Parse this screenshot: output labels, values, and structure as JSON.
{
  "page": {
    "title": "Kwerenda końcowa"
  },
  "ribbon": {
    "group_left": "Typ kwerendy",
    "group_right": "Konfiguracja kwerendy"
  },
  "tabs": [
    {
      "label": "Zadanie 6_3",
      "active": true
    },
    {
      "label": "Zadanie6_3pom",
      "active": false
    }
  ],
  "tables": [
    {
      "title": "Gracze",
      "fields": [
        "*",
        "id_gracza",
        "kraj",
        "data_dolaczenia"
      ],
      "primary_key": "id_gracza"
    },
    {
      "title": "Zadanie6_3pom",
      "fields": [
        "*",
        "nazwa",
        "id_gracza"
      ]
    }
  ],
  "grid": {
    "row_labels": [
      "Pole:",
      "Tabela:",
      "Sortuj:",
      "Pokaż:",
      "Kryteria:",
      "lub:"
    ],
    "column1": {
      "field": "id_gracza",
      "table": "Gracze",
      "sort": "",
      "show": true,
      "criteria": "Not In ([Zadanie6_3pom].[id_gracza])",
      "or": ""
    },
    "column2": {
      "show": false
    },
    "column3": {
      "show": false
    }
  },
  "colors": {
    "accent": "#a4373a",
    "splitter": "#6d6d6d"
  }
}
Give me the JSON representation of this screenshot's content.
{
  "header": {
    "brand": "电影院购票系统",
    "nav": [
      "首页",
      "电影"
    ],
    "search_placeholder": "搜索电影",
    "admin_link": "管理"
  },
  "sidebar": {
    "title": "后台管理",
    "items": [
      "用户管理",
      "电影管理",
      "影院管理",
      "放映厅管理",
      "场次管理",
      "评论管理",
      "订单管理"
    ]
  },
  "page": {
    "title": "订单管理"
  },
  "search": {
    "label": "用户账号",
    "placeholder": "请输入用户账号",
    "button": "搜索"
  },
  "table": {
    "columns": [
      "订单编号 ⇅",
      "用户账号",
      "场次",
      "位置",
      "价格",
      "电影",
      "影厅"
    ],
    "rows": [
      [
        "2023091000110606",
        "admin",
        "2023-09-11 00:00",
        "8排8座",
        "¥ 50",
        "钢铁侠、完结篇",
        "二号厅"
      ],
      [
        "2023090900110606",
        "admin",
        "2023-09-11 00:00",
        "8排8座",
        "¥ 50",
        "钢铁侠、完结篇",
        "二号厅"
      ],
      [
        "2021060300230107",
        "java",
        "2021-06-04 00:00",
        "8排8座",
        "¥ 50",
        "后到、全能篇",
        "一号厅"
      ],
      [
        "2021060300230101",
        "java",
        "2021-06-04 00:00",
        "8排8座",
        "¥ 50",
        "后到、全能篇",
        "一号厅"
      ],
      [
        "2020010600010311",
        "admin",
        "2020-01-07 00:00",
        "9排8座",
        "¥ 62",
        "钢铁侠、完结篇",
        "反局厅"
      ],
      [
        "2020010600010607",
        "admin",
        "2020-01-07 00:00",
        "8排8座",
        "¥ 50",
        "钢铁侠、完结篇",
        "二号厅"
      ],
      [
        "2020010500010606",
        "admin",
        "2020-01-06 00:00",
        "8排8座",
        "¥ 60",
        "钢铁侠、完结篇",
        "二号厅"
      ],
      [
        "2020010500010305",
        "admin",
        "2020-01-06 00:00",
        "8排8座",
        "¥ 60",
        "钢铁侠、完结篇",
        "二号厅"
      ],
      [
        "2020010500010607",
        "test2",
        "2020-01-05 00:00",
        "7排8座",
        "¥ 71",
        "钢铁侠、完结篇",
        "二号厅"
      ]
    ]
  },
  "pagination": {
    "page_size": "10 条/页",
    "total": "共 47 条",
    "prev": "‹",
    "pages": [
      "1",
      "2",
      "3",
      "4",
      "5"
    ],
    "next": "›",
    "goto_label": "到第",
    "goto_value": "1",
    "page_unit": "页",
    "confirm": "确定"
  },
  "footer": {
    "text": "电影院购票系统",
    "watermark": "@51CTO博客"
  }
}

::::::

Among the records above, find each line holding the string "JSON" and pull it out.

### EXERCISE SOLUTION
Parse this screenshot: output labels, values, and structure as JSON.
Give me the JSON representation of this screenshot's content.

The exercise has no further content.